>> Start QUOTED PASSAGE

Draft Registries Requirements for Cambridge Meeting

Mark G.Allen allen at newb6.u-strasbg.fr
Fri May 9 05:29:07 PDT 2003


Hi Everyone,

Here is the draft Registries Requirements document intended as
a starting point for discussions at next week's Registries WG session
at the Cambridge interoperability meeting.

It tries to cover most of the current issues, with a very draft version
of the requirements, including the draft NVO registries requirements
and use cases.  Discussion in Cambridge should fill this out to
a proper draft requirements document.

It is included in full below, and is also available on
http://www.ivoa.net/twiki/bin/view/IVOA/IVOARegWp02


-Mark.

-------------------------------

Mark G. Allen
Observatoire de Strasbourg
11 Rue de l'Universite
Strasbourg 67000
FRANCE

email: allen at astro.u-strasbg.fr
phone: +33 3 90 24 24 87
fax:   +33 3 90 24 24 17
-------------------------------


Rwp02 Toward Registry Requirements
===================================
May 09, 2003.


Intro
------
The Registry kick-off meeting, London 19-20, 2003 set up a
number of working groups for development of IVOA registries.

Rwp02 - Requirements, Science Cases, Use Cases, Test Cases
has the charter to focus on science case scenarios, and use cases
related specifically to VO registries. In particular, to develop
use cases which will help define requirements for VO registries.

>> End QUOTED PASSAGE

→ REQUIREMENT A
Transcribe the part of the listing that opens with its first line and closes with the line containing "x-tick-label-0: 0 (380, 1457, 412, 1515)", both included.
The registries requirements message and the listing that follows it are unrelated to each other.

>> Start SUPPLIED RECORDS

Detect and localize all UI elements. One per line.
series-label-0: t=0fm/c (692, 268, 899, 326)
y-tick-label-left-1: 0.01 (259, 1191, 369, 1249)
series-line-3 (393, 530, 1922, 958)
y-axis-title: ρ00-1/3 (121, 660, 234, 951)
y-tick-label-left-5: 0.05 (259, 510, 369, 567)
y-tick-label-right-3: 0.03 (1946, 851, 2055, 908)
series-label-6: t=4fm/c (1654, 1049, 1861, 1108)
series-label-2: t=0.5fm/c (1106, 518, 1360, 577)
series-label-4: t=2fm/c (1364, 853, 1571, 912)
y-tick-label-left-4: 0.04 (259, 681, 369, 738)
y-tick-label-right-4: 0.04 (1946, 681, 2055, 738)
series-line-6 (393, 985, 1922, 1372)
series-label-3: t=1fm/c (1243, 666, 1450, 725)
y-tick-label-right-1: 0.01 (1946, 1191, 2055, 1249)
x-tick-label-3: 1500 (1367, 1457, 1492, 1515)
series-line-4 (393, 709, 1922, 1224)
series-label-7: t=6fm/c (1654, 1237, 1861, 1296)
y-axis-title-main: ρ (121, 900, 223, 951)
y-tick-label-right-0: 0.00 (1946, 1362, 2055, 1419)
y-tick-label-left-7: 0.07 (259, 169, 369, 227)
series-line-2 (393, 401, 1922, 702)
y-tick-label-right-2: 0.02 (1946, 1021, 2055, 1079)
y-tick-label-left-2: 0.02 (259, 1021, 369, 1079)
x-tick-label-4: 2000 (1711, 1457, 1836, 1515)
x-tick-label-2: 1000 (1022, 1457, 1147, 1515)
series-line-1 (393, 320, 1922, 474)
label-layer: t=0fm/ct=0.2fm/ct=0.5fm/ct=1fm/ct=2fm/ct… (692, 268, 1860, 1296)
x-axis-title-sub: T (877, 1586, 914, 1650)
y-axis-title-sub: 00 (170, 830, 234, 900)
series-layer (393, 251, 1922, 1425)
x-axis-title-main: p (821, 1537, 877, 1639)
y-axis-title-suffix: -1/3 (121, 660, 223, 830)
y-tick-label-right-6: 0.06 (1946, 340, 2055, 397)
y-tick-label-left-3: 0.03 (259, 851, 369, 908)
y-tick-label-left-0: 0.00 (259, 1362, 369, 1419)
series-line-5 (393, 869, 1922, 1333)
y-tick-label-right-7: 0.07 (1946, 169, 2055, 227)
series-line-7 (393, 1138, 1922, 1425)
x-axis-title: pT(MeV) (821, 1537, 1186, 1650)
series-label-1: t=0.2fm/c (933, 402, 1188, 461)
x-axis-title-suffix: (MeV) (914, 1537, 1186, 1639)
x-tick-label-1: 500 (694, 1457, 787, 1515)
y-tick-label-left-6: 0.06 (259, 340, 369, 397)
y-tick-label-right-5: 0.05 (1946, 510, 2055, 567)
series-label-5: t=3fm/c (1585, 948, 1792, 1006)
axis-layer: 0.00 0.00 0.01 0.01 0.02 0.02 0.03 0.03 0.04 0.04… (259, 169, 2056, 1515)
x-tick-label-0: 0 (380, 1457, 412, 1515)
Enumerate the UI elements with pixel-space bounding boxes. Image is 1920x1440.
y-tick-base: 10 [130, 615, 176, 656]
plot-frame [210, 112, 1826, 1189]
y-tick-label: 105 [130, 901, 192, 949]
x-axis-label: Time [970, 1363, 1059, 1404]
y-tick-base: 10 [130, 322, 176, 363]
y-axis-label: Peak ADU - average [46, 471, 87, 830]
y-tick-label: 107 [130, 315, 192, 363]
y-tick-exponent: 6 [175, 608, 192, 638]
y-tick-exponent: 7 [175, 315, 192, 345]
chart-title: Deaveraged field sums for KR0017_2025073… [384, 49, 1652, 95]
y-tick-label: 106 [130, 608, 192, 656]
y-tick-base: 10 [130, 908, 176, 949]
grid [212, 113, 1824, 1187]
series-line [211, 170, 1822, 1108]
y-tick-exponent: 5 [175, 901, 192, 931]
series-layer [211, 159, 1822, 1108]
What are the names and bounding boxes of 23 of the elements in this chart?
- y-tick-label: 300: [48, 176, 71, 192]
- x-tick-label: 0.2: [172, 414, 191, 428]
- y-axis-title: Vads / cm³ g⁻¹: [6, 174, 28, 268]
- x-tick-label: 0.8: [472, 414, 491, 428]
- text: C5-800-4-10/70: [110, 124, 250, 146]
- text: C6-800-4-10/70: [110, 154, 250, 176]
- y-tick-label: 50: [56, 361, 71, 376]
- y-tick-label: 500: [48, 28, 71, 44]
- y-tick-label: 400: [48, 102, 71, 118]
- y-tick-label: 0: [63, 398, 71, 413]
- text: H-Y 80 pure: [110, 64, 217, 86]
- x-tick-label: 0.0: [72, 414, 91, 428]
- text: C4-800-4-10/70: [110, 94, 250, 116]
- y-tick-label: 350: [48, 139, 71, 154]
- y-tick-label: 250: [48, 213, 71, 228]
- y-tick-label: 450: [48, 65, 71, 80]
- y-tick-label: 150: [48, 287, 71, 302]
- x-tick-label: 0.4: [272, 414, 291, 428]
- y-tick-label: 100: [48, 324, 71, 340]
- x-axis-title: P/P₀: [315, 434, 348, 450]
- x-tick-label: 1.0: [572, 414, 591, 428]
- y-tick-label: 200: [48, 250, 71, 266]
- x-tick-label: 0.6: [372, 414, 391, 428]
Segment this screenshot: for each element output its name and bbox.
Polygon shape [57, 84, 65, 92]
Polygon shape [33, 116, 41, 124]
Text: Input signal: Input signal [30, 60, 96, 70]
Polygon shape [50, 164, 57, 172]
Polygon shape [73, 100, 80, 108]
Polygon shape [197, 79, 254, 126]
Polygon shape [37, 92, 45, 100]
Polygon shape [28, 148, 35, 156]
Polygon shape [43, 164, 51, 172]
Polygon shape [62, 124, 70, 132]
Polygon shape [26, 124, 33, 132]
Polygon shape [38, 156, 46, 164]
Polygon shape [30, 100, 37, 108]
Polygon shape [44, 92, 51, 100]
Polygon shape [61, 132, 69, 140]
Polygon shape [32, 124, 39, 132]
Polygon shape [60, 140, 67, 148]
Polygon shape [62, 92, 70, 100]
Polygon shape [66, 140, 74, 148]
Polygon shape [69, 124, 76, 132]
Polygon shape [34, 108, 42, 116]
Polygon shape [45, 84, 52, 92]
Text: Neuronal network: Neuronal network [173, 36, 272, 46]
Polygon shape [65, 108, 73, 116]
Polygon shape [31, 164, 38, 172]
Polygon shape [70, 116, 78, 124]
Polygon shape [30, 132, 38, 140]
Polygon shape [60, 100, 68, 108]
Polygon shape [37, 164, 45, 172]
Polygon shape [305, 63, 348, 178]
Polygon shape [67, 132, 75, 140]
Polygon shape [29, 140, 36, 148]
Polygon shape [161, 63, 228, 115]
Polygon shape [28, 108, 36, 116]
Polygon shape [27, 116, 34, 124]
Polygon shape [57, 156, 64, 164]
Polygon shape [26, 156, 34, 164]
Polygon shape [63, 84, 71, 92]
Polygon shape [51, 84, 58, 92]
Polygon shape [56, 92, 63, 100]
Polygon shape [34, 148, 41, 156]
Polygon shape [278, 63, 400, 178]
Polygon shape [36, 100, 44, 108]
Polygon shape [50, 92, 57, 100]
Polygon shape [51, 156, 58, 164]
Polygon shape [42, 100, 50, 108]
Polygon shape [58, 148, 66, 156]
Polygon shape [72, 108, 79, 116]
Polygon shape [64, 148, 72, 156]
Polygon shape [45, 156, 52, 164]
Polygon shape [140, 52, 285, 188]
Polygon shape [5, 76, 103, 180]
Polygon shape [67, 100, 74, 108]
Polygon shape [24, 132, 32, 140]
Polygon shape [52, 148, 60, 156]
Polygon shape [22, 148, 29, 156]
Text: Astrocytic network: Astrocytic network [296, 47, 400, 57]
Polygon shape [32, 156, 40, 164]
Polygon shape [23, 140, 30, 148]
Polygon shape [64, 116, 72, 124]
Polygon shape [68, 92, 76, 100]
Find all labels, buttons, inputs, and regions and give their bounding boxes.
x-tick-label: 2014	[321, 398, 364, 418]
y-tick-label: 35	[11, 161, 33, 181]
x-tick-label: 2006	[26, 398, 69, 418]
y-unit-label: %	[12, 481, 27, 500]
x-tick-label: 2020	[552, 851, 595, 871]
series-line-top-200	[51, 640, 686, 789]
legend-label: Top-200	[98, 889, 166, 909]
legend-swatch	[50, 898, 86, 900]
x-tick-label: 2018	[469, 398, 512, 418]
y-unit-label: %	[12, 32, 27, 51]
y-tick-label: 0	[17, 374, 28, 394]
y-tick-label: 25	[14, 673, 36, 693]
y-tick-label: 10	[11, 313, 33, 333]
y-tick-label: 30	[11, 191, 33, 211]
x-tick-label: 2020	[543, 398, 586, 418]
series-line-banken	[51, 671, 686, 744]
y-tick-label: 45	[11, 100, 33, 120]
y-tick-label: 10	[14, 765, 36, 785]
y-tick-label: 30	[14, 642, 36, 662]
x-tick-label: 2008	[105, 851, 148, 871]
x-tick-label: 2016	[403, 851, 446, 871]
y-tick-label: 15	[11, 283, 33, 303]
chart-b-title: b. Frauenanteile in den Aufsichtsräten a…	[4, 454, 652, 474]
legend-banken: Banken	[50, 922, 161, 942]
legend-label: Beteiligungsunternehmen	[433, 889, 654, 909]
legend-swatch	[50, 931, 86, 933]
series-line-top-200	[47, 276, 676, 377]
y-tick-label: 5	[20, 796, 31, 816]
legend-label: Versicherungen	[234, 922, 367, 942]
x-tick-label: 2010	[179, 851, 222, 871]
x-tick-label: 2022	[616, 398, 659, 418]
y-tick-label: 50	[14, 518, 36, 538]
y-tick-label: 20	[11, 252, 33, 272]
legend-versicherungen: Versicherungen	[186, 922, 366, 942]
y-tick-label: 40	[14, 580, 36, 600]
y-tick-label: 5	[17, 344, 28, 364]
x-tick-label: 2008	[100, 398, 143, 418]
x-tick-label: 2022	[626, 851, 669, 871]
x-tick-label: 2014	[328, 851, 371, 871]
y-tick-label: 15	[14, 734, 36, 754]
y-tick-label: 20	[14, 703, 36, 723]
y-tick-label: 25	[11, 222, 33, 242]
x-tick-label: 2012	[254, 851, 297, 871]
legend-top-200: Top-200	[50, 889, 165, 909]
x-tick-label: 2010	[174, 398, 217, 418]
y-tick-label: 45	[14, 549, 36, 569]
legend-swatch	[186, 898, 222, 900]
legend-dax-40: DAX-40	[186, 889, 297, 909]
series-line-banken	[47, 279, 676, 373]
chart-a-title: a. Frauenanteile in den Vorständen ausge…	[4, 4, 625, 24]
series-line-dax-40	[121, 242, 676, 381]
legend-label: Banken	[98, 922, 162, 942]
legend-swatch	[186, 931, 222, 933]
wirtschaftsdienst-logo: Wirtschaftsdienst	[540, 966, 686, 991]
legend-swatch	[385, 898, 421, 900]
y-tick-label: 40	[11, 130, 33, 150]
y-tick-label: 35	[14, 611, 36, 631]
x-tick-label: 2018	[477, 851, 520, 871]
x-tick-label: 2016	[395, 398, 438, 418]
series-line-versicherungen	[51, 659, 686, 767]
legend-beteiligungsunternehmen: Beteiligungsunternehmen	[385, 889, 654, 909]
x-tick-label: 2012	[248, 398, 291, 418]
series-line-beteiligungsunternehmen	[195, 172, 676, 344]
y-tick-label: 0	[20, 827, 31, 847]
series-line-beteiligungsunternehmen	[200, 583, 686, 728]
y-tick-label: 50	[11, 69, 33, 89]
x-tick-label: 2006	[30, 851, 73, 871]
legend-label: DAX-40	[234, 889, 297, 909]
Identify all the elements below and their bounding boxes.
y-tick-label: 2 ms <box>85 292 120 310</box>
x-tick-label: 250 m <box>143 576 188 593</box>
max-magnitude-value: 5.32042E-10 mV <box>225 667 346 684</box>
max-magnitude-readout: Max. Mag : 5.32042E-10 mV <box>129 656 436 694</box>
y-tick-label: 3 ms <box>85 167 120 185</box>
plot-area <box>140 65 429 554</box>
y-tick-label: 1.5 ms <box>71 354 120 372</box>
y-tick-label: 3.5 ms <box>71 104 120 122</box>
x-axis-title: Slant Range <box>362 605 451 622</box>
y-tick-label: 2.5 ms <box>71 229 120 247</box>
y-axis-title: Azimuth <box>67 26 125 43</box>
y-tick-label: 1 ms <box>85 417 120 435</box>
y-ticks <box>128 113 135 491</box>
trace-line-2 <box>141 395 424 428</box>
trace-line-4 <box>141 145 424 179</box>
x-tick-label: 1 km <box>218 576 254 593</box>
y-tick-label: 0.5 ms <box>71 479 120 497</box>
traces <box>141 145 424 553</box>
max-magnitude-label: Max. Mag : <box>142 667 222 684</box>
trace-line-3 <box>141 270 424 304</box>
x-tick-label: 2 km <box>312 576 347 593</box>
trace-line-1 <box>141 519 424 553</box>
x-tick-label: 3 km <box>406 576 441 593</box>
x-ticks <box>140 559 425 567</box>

>> End SUPPLIED RECORDS

→ REQUIREMENT B
According to the registries requirements message, at which session is the draft document intended to serve as a starting point for discussions?

→ CORRECT ANSWER A
Detect and localize all UI elements. One per line.
series-label-0: t=0fm/c (692, 268, 899, 326)
y-tick-label-left-1: 0.01 (259, 1191, 369, 1249)
series-line-3 (393, 530, 1922, 958)
y-axis-title: ρ00-1/3 (121, 660, 234, 951)
y-tick-label-left-5: 0.05 (259, 510, 369, 567)
y-tick-label-right-3: 0.03 (1946, 851, 2055, 908)
series-label-6: t=4fm/c (1654, 1049, 1861, 1108)
series-label-2: t=0.5fm/c (1106, 518, 1360, 577)
series-label-4: t=2fm/c (1364, 853, 1571, 912)
y-tick-label-left-4: 0.04 (259, 681, 369, 738)
y-tick-label-right-4: 0.04 (1946, 681, 2055, 738)
series-line-6 (393, 985, 1922, 1372)
series-label-3: t=1fm/c (1243, 666, 1450, 725)
y-tick-label-right-1: 0.01 (1946, 1191, 2055, 1249)
x-tick-label-3: 1500 (1367, 1457, 1492, 1515)
series-line-4 (393, 709, 1922, 1224)
series-label-7: t=6fm/c (1654, 1237, 1861, 1296)
y-axis-title-main: ρ (121, 900, 223, 951)
y-tick-label-right-0: 0.00 (1946, 1362, 2055, 1419)
y-tick-label-left-7: 0.07 (259, 169, 369, 227)
series-line-2 (393, 401, 1922, 702)
y-tick-label-right-2: 0.02 (1946, 1021, 2055, 1079)
y-tick-label-left-2: 0.02 (259, 1021, 369, 1079)
x-tick-label-4: 2000 (1711, 1457, 1836, 1515)
x-tick-label-2: 1000 (1022, 1457, 1147, 1515)
series-line-1 (393, 320, 1922, 474)
label-layer: t=0fm/ct=0.2fm/ct=0.5fm/ct=1fm/ct=2fm/ct… (692, 268, 1860, 1296)
x-axis-title-sub: T (877, 1586, 914, 1650)
y-axis-title-sub: 00 (170, 830, 234, 900)
series-layer (393, 251, 1922, 1425)
x-axis-title-main: p (821, 1537, 877, 1639)
y-axis-title-suffix: -1/3 (121, 660, 223, 830)
y-tick-label-right-6: 0.06 (1946, 340, 2055, 397)
y-tick-label-left-3: 0.03 (259, 851, 369, 908)
y-tick-label-left-0: 0.00 (259, 1362, 369, 1419)
series-line-5 (393, 869, 1922, 1333)
y-tick-label-right-7: 0.07 (1946, 169, 2055, 227)
series-line-7 (393, 1138, 1922, 1425)
x-axis-title: pT(MeV) (821, 1537, 1186, 1650)
series-label-1: t=0.2fm/c (933, 402, 1188, 461)
x-axis-title-suffix: (MeV) (914, 1537, 1186, 1639)
x-tick-label-1: 500 (694, 1457, 787, 1515)
y-tick-label-left-6: 0.06 (259, 340, 369, 397)
y-tick-label-right-5: 0.05 (1946, 510, 2055, 567)
series-label-5: t=3fm/c (1585, 948, 1792, 1006)
axis-layer: 0.00 0.00 0.01 0.01 0.02 0.02 0.03 0.03 0.04 0.04… (259, 169, 2056, 1515)
x-tick-label-0: 0 (380, 1457, 412, 1515)

→ CORRECT ANSWER B
Next week's Registries WG session at the Cambridge interoperability meeting.